# [The request]
Looking at the listing beneath, work out how many lines hold "遵纪守法" and report only that figure.

───── Records for this task ─────

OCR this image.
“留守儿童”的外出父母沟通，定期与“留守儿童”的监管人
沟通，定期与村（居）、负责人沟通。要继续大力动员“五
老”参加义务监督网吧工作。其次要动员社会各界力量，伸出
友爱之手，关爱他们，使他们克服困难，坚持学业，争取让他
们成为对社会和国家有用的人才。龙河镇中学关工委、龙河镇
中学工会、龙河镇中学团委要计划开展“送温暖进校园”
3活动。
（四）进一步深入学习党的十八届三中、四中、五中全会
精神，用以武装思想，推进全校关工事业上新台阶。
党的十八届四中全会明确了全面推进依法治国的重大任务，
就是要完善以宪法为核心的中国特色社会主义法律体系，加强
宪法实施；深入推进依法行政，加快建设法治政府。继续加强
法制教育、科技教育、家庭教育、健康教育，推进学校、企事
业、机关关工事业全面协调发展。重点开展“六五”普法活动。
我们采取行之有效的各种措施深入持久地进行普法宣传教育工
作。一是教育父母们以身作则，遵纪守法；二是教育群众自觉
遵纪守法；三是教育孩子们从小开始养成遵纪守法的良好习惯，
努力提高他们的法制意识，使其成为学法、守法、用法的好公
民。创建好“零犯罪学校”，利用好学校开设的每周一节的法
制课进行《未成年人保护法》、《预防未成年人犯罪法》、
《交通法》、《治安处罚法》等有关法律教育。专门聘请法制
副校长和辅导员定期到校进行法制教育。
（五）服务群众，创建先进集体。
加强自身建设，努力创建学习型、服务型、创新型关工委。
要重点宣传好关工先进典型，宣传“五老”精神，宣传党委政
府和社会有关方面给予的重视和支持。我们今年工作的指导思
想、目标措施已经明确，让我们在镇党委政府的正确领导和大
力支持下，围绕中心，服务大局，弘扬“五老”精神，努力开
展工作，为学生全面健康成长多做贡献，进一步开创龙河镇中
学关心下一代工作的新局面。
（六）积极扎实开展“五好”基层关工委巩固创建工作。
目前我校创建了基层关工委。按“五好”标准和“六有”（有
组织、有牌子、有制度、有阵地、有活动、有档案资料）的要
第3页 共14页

─────

# [Solution below]
2